--- start of EXTRACTED RECORDS ---

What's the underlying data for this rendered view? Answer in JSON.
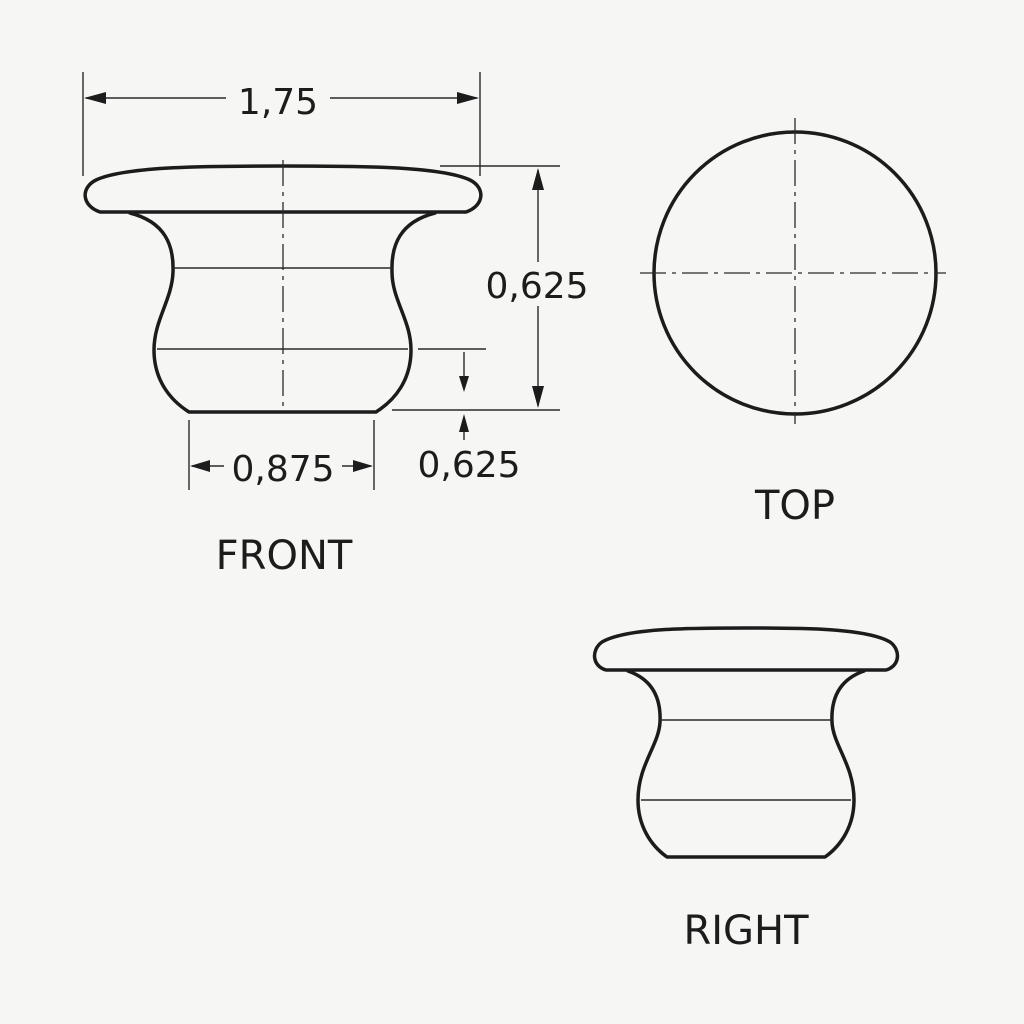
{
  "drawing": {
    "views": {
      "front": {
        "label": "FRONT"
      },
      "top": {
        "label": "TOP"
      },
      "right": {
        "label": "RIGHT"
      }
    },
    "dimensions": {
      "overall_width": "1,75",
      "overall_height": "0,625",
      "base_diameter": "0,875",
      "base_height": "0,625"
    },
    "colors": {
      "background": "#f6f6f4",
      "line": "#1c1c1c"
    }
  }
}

--- end of EXTRACTED RECORDS ---

--- WHAT YOU HAVE TO DO ---
Output the lines above in full and exactly as given, omitting any pictures.

--- SOLUTION BELOW ---
What's the underlying data for this rendered view? Answer in JSON.
{
  "drawing": {
    "views": {
      "front": {
        "label": "FRONT"
      },
      "top": {
        "label": "TOP"
      },
      "right": {
        "label": "RIGHT"
      }
    },
    "dimensions": {
      "overall_width": "1,75",
      "overall_height": "0,625",
      "base_diameter": "0,875",
      "base_height": "0,625"
    },
    "colors": {
      "background": "#f6f6f4",
      "line": "#1c1c1c"
    }
  }
}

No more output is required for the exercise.